## YOUR OBJECTIVE
Locate the word "title" in the data below, then copy every line that holds it.

## RECORDED INFORMATION
▬▬▬▬▬▬▬▬▬▬

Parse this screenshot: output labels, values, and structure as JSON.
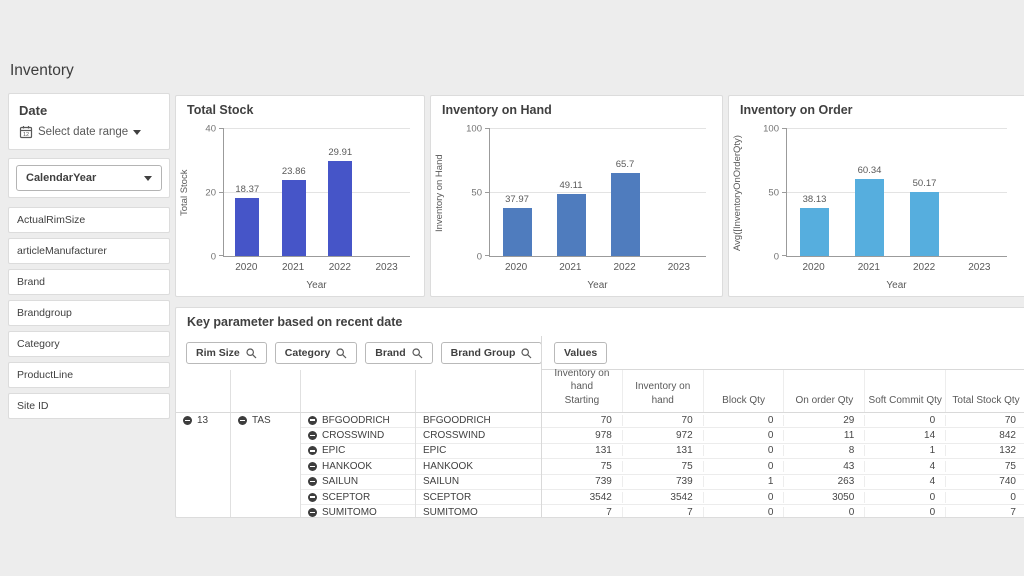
{
  "page": {
    "title": "Inventory"
  },
  "colors": {
    "background": "#ededed",
    "total_stock_bar": "#4655c8",
    "inventory_on_hand_bar": "#4f7cbe",
    "inventory_on_order_bar": "#56aede"
  },
  "sidebar": {
    "date_card": {
      "title": "Date",
      "control": "Select date range",
      "icon": "calendar-icon"
    },
    "dimension_dropdown": {
      "value": "CalendarYear"
    },
    "filters": [
      {
        "label": "ActualRimSize"
      },
      {
        "label": "articleManufacturer"
      },
      {
        "label": "Brand"
      },
      {
        "label": "Brandgroup"
      },
      {
        "label": "Category"
      },
      {
        "label": "ProductLine"
      },
      {
        "label": "Site ID"
      }
    ]
  },
  "chart_data": [
    {
      "type": "bar",
      "title": "Total Stock",
      "categories": [
        "2020",
        "2021",
        "2022",
        "2023"
      ],
      "values": [
        18.37,
        23.86,
        29.91,
        null
      ],
      "data_labels": [
        "18.37",
        "23.86",
        "29.91",
        ""
      ],
      "xlabel": "Year",
      "ylabel": "Total Stock",
      "ylim": [
        0,
        40
      ],
      "yticks": [
        0,
        20,
        40
      ],
      "bar_color": "#4655c8",
      "grid": true,
      "legend": "none"
    },
    {
      "type": "bar",
      "title": "Inventory on Hand",
      "categories": [
        "2020",
        "2021",
        "2022",
        "2023"
      ],
      "values": [
        37.97,
        49.11,
        65.7,
        null
      ],
      "data_labels": [
        "37.97",
        "49.11",
        "65.7",
        ""
      ],
      "xlabel": "Year",
      "ylabel": "Inventory on Hand",
      "ylim": [
        0,
        100
      ],
      "yticks": [
        0,
        50,
        100
      ],
      "bar_color": "#4f7cbe",
      "grid": true,
      "legend": "none"
    },
    {
      "type": "bar",
      "title": "Inventory on Order",
      "categories": [
        "2020",
        "2021",
        "2022",
        "2023"
      ],
      "values": [
        38.13,
        60.34,
        50.17,
        null
      ],
      "data_labels": [
        "38.13",
        "60.34",
        "50.17",
        ""
      ],
      "xlabel": "Year",
      "ylabel": "Avg([InventoryOnOrderQty)",
      "ylim": [
        0,
        100
      ],
      "yticks": [
        0,
        50,
        100
      ],
      "bar_color": "#56aede",
      "grid": true,
      "legend": "none"
    }
  ],
  "pivot": {
    "title": "Key parameter based on recent date",
    "dimension_chips": [
      "Rim Size",
      "Category",
      "Brand",
      "Brand Group"
    ],
    "values_chip": "Values",
    "measure_headers": [
      "Inventory on hand\nStarting",
      "Inventory on hand",
      "Block Qty",
      "On order Qty",
      "Soft Commit Qty",
      "Total Stock Qty"
    ],
    "rim_size": "13",
    "category": "TAS",
    "rows": [
      {
        "brand": "BFGOODRICH",
        "brand_group": "BFGOODRICH",
        "values": [
          "70",
          "70",
          "0",
          "29",
          "0",
          "70"
        ]
      },
      {
        "brand": "CROSSWIND",
        "brand_group": "CROSSWIND",
        "values": [
          "978",
          "972",
          "0",
          "11",
          "14",
          "842"
        ]
      },
      {
        "brand": "EPIC",
        "brand_group": "EPIC",
        "values": [
          "131",
          "131",
          "0",
          "8",
          "1",
          "132"
        ]
      },
      {
        "brand": "HANKOOK",
        "brand_group": "HANKOOK",
        "values": [
          "75",
          "75",
          "0",
          "43",
          "4",
          "75"
        ]
      },
      {
        "brand": "SAILUN",
        "brand_group": "SAILUN",
        "values": [
          "739",
          "739",
          "1",
          "263",
          "4",
          "740"
        ]
      },
      {
        "brand": "SCEPTOR",
        "brand_group": "SCEPTOR",
        "values": [
          "3542",
          "3542",
          "0",
          "3050",
          "0",
          "0"
        ]
      },
      {
        "brand": "SUMITOMO",
        "brand_group": "SUMITOMO",
        "values": [
          "7",
          "7",
          "0",
          "0",
          "0",
          "7"
        ]
      }
    ]
  }
}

▬▬▬▬▬▬▬▬▬▬

## THE COMPLETED TASK
    "title": "Inventory"
      "title": "Date",
      "title": "Total Stock",
      "title": "Inventory on Hand",
      "title": "Inventory on Order",
    "title": "Key parameter based on recent date",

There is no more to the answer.